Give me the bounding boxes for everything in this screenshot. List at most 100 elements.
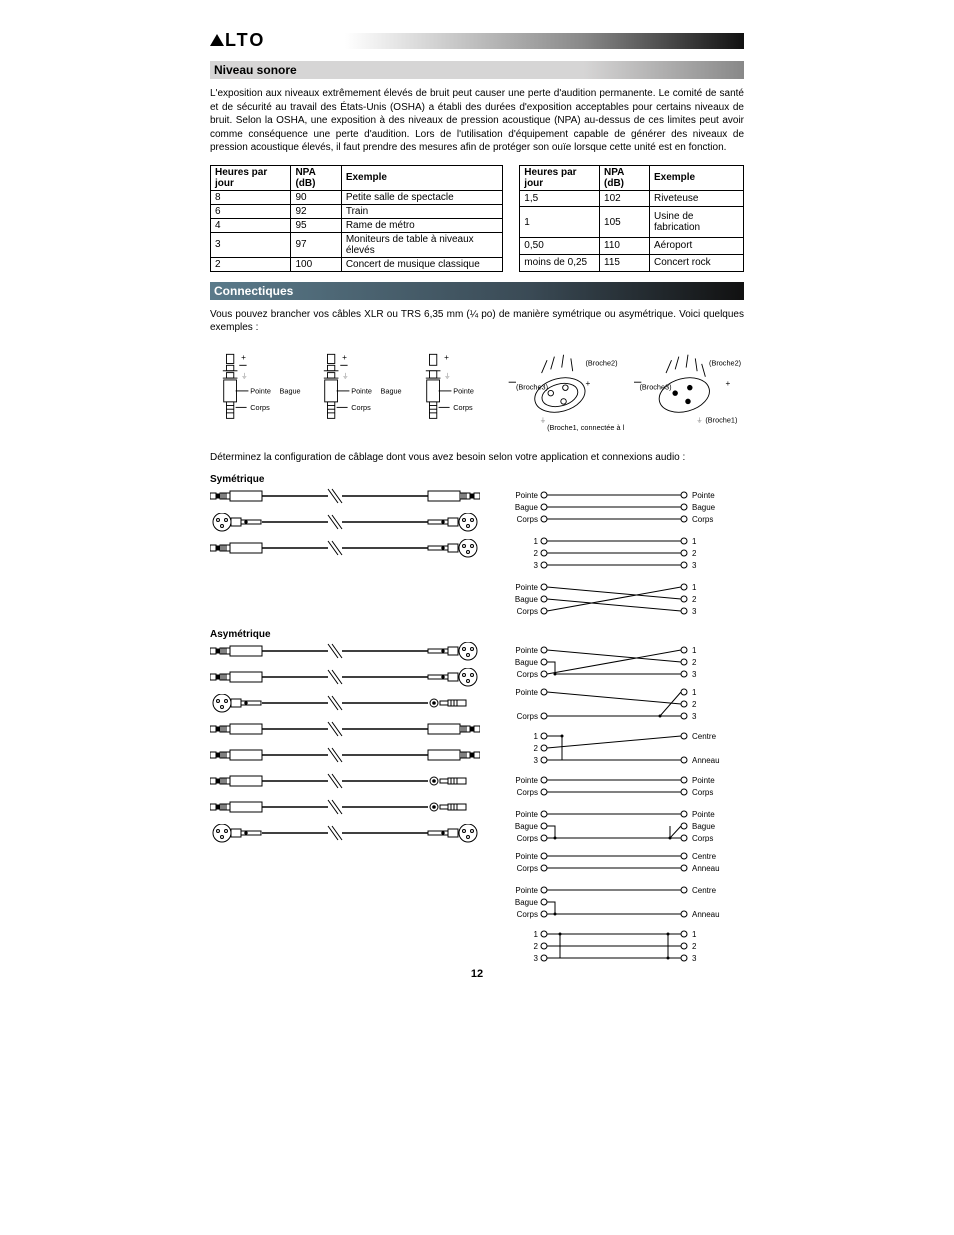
svg-text:Corps: Corps (517, 670, 538, 678)
table-cell: 1,5 (520, 190, 600, 207)
jack-ts-diagram: + ⏚ Pointe Corps (413, 345, 495, 435)
table-cell: 8 (211, 190, 291, 204)
svg-text:Corps: Corps (692, 515, 713, 524)
svg-text:2: 2 (692, 549, 697, 558)
pin-diagram: PointeBagueCorpsCentreAnneau (510, 882, 720, 920)
table-cell: 1 (520, 207, 600, 237)
table-cell: Concert de musique classique (341, 257, 502, 271)
svg-text:Pointe: Pointe (250, 386, 271, 395)
table-cell: Moniteurs de table à niveaux élevés (341, 232, 502, 257)
svg-text:2: 2 (692, 658, 697, 667)
svg-text:Bague: Bague (515, 822, 539, 831)
header-row: LTO (210, 30, 744, 51)
cable-diagram (210, 824, 480, 844)
cable-diagram (210, 694, 480, 714)
niveau-sonore-body: L'exposition aux niveaux extrêmement éle… (210, 87, 744, 155)
svg-text:Anneau: Anneau (692, 756, 720, 765)
svg-text:Pointe: Pointe (692, 810, 715, 819)
svg-text:3: 3 (534, 954, 539, 962)
svg-text:3: 3 (692, 670, 697, 678)
svg-text:Bague: Bague (515, 595, 539, 604)
osha-tables: Heures par jour NPA (dB) Exemple 890Peti… (210, 165, 744, 272)
table-row: 1,5102Riveteuse (520, 190, 744, 207)
svg-text:1: 1 (692, 930, 697, 939)
svg-text:2: 2 (534, 549, 539, 558)
svg-text:3: 3 (692, 954, 697, 962)
svg-text:Bague: Bague (692, 822, 716, 831)
table-cell: 100 (291, 257, 341, 271)
svg-text:1: 1 (534, 930, 539, 939)
svg-text:1: 1 (534, 732, 539, 741)
svg-text:Bague: Bague (692, 503, 716, 512)
svg-text:Pointe: Pointe (515, 810, 538, 819)
svg-text:2: 2 (692, 942, 697, 951)
asymetrique-heading: Asymétrique (210, 629, 744, 640)
section-niveau-sonore-title: Niveau sonore (210, 61, 744, 79)
cable-diagram (210, 798, 480, 818)
svg-text:1: 1 (692, 646, 697, 655)
logo-triangle-icon (210, 34, 224, 46)
cable-diagram (210, 539, 480, 559)
pin-diagram: 123CentreAnneau (510, 728, 720, 766)
pin-diagram: PointeBagueCorpsPointeBagueCorps (510, 806, 720, 842)
connectiques-body: Vous pouvez brancher vos câbles XLR ou T… (210, 308, 744, 335)
th-npa: NPA (dB) (600, 165, 650, 190)
svg-text:Bague: Bague (515, 503, 539, 512)
table-cell: moins de 0,25 (520, 254, 600, 271)
svg-text:+: + (241, 352, 246, 361)
cable-diagram (210, 642, 480, 662)
svg-text:Corps: Corps (692, 788, 713, 797)
pin-diagram: PointeCorpsPointeCorps (510, 772, 720, 800)
th-hours: Heures par jour (520, 165, 600, 190)
pin-diagram: PointeBagueCorps123 (510, 642, 720, 678)
table-cell: 90 (291, 190, 341, 204)
connectiques-body-2: Déterminez la configuration de câblage d… (210, 451, 744, 465)
svg-text:⏚: ⏚ (343, 372, 349, 380)
table-row: 0,50110Aéroport (520, 237, 744, 254)
svg-text:Anneau: Anneau (692, 864, 720, 873)
th-hours: Heures par jour (211, 165, 291, 190)
svg-text:Corps: Corps (453, 403, 473, 412)
svg-text:Corps: Corps (517, 864, 538, 873)
svg-text:Corps: Corps (517, 788, 538, 797)
header-gradient-bar (345, 33, 744, 49)
svg-text:2: 2 (692, 700, 697, 709)
page-number: 12 (210, 968, 744, 980)
table-cell: 102 (600, 190, 650, 207)
svg-text:(Broche1): (Broche1) (706, 415, 738, 424)
svg-text:(Broche1, connectée à la broch: (Broche1, connectée à la broche3) (547, 422, 624, 431)
svg-text:Corps: Corps (517, 712, 538, 721)
table-cell: Aéroport (649, 237, 743, 254)
table-cell: 95 (291, 218, 341, 232)
svg-text:Bague: Bague (381, 386, 402, 395)
jack-trs-diagram-2: + ⏚ Pointe Bague Corps (311, 345, 402, 435)
pin-diagram: PointeCorpsCentreAnneau (510, 848, 720, 876)
svg-text:⏚: ⏚ (444, 372, 450, 380)
svg-text:3: 3 (534, 561, 539, 570)
svg-text:⏚: ⏚ (540, 416, 546, 424)
svg-text:3: 3 (534, 756, 539, 765)
svg-text:2: 2 (534, 744, 539, 753)
svg-text:1: 1 (692, 583, 697, 592)
pin-diagram: PointeBagueCorpsPointeBagueCorps (510, 487, 720, 527)
symetrique-wiring: PointeBagueCorpsPointeBagueCorps123123Po… (210, 487, 744, 619)
svg-text:3: 3 (692, 561, 697, 570)
svg-text:2: 2 (534, 942, 539, 951)
table-cell: Rame de métro (341, 218, 502, 232)
svg-text:+: + (586, 378, 591, 387)
connector-illustrations: + ⏚ Pointe Bague Corps + ⏚ (210, 345, 744, 445)
svg-text:Pointe: Pointe (515, 491, 538, 500)
xlr-female-diagram: (Broche2) (Broche3) + ⏚ (Broche1, connec… (505, 345, 624, 445)
pin-diagram: PointeCorps123 (510, 684, 720, 722)
table-cell: 92 (291, 204, 341, 218)
svg-text:Anneau: Anneau (692, 910, 720, 919)
svg-text:Pointe: Pointe (352, 386, 373, 395)
table-row: 890Petite salle de spectacle (211, 190, 503, 204)
svg-text:Centre: Centre (692, 852, 717, 861)
table-row: 1105Usine de fabrication (520, 207, 744, 237)
svg-text:1: 1 (534, 537, 539, 546)
table-cell: 3 (211, 232, 291, 257)
table-cell: Train (341, 204, 502, 218)
svg-text:Pointe: Pointe (515, 886, 538, 895)
svg-text:Bague: Bague (515, 658, 539, 667)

Short problem =
Transcribe all of the material above line for line, without any changes, and leave out the pictures.

Reply to the task =
Give me the bounding boxes for everything in this screenshot. List at most 100 elements.
svg-text:Corps: Corps (517, 670, 538, 678)
table-cell: 1,5 (520, 190, 600, 207)
jack-ts-diagram: + ⏚ Pointe Corps (413, 345, 495, 435)
table-cell: 8 (211, 190, 291, 204)
svg-text:Corps: Corps (692, 515, 713, 524)
svg-text:2: 2 (692, 549, 697, 558)
pin-diagram: PointeBagueCorpsCentreAnneau (510, 882, 720, 920)
table-cell: 1 (520, 207, 600, 237)
table-cell: Concert de musique classique (341, 257, 502, 271)
svg-text:Pointe: Pointe (250, 386, 271, 395)
table-cell: Moniteurs de table à niveaux élevés (341, 232, 502, 257)
svg-text:2: 2 (692, 658, 697, 667)
svg-text:Bague: Bague (515, 822, 539, 831)
header-row: LTO (210, 30, 744, 51)
cable-diagram (210, 824, 480, 844)
cable-diagram (210, 694, 480, 714)
niveau-sonore-body: L'exposition aux niveaux extrêmement éle… (210, 87, 744, 155)
svg-text:Anneau: Anneau (692, 756, 720, 765)
svg-text:Pointe: Pointe (692, 810, 715, 819)
svg-text:3: 3 (534, 954, 539, 962)
svg-text:3: 3 (692, 670, 697, 678)
svg-text:Bague: Bague (515, 595, 539, 604)
osha-tables: Heures par jour NPA (dB) Exemple 890Peti… (210, 165, 744, 272)
table-row: 1,5102Riveteuse (520, 190, 744, 207)
svg-text:1: 1 (692, 930, 697, 939)
svg-text:2: 2 (534, 549, 539, 558)
svg-text:3: 3 (692, 954, 697, 962)
svg-text:Bague: Bague (692, 822, 716, 831)
table-cell: 100 (291, 257, 341, 271)
svg-text:1: 1 (534, 930, 539, 939)
svg-text:1: 1 (534, 732, 539, 741)
svg-text:Bague: Bague (692, 503, 716, 512)
svg-text:Pointe: Pointe (515, 810, 538, 819)
svg-text:2: 2 (692, 942, 697, 951)
asymetrique-heading: Asymétrique (210, 629, 744, 640)
section-niveau-sonore-title: Niveau sonore (210, 61, 744, 79)
cable-diagram (210, 798, 480, 818)
svg-text:1: 1 (692, 646, 697, 655)
logo-triangle-icon (210, 34, 224, 46)
cable-diagram (210, 539, 480, 559)
pin-diagram: 123CentreAnneau (510, 728, 720, 766)
pin-diagram: PointeBagueCorpsPointeBagueCorps (510, 806, 720, 842)
connectiques-body: Vous pouvez brancher vos câbles XLR ou T… (210, 308, 744, 335)
th-npa: NPA (dB) (600, 165, 650, 190)
svg-text:Bague: Bague (515, 503, 539, 512)
table-cell: moins de 0,25 (520, 254, 600, 271)
svg-text:+: + (241, 352, 246, 361)
cable-diagram (210, 642, 480, 662)
svg-text:Corps: Corps (692, 788, 713, 797)
pin-diagram: PointeCorpsPointeCorps (510, 772, 720, 800)
th-hours: Heures par jour (520, 165, 600, 190)
pin-diagram: PointeBagueCorps123 (510, 642, 720, 678)
table-cell: 90 (291, 190, 341, 204)
connectiques-body-2: Déterminez la configuration de câblage d… (210, 451, 744, 465)
svg-text:⏚: ⏚ (343, 372, 349, 380)
table-row: 0,50110Aéroport (520, 237, 744, 254)
svg-text:Anneau: Anneau (692, 864, 720, 873)
th-hours: Heures par jour (211, 165, 291, 190)
svg-text:Corps: Corps (453, 403, 473, 412)
svg-text:Corps: Corps (517, 864, 538, 873)
svg-text:Corps: Corps (517, 788, 538, 797)
header-gradient-bar (345, 33, 744, 49)
svg-text:2: 2 (692, 700, 697, 709)
page-number: 12 (210, 968, 744, 980)
table-cell: 102 (600, 190, 650, 207)
svg-text:(Broche1): (Broche1) (706, 415, 738, 424)
svg-text:(Broche1, connectée à la broch: (Broche1, connectée à la broche3) (547, 422, 624, 431)
svg-text:Corps: Corps (517, 712, 538, 721)
table-cell: Aéroport (649, 237, 743, 254)
table-cell: 95 (291, 218, 341, 232)
svg-text:Bague: Bague (381, 386, 402, 395)
jack-trs-diagram-2: + ⏚ Pointe Bague Corps (311, 345, 402, 435)
pin-diagram: PointeCorpsCentreAnneau (510, 848, 720, 876)
svg-text:⏚: ⏚ (444, 372, 450, 380)
svg-text:3: 3 (534, 561, 539, 570)
svg-text:⏚: ⏚ (540, 416, 546, 424)
svg-text:3: 3 (534, 756, 539, 765)
svg-text:2: 2 (534, 744, 539, 753)
svg-text:1: 1 (692, 583, 697, 592)
pin-diagram: PointeBagueCorpsPointeBagueCorps (510, 487, 720, 527)
symetrique-wiring: PointeBagueCorpsPointeBagueCorps123123Po… (210, 487, 744, 619)
svg-text:3: 3 (692, 561, 697, 570)
svg-text:2: 2 (534, 942, 539, 951)
table-cell: Rame de métro (341, 218, 502, 232)
svg-text:+: + (586, 378, 591, 387)
connector-illustrations: + ⏚ Pointe Bague Corps + ⏚ (210, 345, 744, 445)
svg-text:Pointe: Pointe (515, 491, 538, 500)
xlr-female-diagram: (Broche2) (Broche3) + ⏚ (Broche1, connec… (505, 345, 624, 445)
pin-diagram: PointeCorps123 (510, 684, 720, 722)
table-cell: 92 (291, 204, 341, 218)
svg-text:Anneau: Anneau (692, 910, 720, 919)
svg-text:Pointe: Pointe (352, 386, 373, 395)
table-row: 890Petite salle de spectacle (211, 190, 503, 204)
svg-text:Centre: Centre (692, 852, 717, 861)
table-row: 1105Usine de fabrication (520, 207, 744, 237)
svg-text:1: 1 (534, 537, 539, 546)
table-cell: 3 (211, 232, 291, 257)
table-cell: Train (341, 204, 502, 218)
svg-text:Pointe: Pointe (515, 886, 538, 895)
svg-text:Bague: Bague (515, 658, 539, 667)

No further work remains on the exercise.